> Prompt
Find the lines that hold the word "What" and return them.

> Stored items
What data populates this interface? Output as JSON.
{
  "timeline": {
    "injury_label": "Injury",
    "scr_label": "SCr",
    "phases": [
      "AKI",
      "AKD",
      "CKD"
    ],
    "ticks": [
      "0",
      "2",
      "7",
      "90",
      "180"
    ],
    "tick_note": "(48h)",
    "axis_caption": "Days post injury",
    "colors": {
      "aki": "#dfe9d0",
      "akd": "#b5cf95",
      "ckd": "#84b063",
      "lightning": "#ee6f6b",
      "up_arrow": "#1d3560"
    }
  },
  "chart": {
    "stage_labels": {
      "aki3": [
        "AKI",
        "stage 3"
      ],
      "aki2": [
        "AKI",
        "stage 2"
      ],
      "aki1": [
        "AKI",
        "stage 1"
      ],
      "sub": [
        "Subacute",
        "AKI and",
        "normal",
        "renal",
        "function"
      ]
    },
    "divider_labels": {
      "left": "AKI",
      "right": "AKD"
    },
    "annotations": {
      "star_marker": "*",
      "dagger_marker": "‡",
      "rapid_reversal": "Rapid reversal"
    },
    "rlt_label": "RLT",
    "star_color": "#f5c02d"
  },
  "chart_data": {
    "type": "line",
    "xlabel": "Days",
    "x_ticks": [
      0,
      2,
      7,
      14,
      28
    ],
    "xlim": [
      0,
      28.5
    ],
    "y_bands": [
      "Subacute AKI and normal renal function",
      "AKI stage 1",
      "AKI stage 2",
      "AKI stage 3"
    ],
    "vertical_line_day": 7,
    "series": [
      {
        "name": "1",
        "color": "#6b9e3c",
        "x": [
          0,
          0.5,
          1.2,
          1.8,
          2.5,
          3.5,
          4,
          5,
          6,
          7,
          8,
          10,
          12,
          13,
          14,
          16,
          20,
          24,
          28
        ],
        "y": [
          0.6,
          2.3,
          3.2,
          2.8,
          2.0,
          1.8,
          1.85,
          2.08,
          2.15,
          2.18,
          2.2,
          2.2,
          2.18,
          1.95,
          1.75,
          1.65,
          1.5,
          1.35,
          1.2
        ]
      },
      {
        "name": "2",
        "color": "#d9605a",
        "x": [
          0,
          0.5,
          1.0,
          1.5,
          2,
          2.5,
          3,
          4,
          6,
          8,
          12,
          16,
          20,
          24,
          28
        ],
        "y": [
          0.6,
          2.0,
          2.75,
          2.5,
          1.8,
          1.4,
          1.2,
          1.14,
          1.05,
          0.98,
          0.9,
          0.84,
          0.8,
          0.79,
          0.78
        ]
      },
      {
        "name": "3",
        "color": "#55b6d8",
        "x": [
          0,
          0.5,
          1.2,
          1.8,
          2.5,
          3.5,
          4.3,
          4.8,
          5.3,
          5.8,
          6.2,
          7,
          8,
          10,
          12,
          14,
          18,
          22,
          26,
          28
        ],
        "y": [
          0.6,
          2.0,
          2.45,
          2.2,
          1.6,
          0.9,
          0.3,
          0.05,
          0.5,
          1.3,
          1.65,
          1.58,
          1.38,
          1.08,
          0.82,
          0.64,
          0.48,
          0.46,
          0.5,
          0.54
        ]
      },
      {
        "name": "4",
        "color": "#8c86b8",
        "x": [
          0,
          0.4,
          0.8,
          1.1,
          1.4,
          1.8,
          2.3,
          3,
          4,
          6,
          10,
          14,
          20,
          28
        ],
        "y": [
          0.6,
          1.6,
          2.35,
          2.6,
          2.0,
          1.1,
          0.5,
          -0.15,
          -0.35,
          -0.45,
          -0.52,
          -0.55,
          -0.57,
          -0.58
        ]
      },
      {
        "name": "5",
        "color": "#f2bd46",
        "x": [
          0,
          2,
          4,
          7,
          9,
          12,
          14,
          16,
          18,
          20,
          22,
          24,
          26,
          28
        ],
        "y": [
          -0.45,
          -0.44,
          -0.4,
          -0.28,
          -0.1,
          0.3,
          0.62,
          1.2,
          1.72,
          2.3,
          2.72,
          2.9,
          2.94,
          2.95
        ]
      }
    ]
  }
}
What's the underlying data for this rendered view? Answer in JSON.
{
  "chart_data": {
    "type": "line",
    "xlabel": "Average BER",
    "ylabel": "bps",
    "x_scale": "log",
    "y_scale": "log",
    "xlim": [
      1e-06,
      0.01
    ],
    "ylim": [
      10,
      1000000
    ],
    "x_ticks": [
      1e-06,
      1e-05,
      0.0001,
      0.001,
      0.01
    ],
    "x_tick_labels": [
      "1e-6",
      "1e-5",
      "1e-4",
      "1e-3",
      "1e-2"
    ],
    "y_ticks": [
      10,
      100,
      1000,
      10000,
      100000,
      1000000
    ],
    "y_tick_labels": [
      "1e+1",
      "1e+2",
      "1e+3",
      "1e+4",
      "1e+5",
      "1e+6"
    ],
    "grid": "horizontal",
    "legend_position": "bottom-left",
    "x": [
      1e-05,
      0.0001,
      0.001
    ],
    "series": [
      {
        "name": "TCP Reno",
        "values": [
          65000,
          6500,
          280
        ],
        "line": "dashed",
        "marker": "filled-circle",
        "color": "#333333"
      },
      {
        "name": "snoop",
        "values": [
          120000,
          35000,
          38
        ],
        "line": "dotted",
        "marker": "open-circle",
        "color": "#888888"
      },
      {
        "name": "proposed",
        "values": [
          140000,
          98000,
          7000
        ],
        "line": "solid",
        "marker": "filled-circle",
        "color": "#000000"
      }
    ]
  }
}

> Final result
What data populates this interface? Output as JSON.
What's the underlying data for this rendered view? Answer in JSON.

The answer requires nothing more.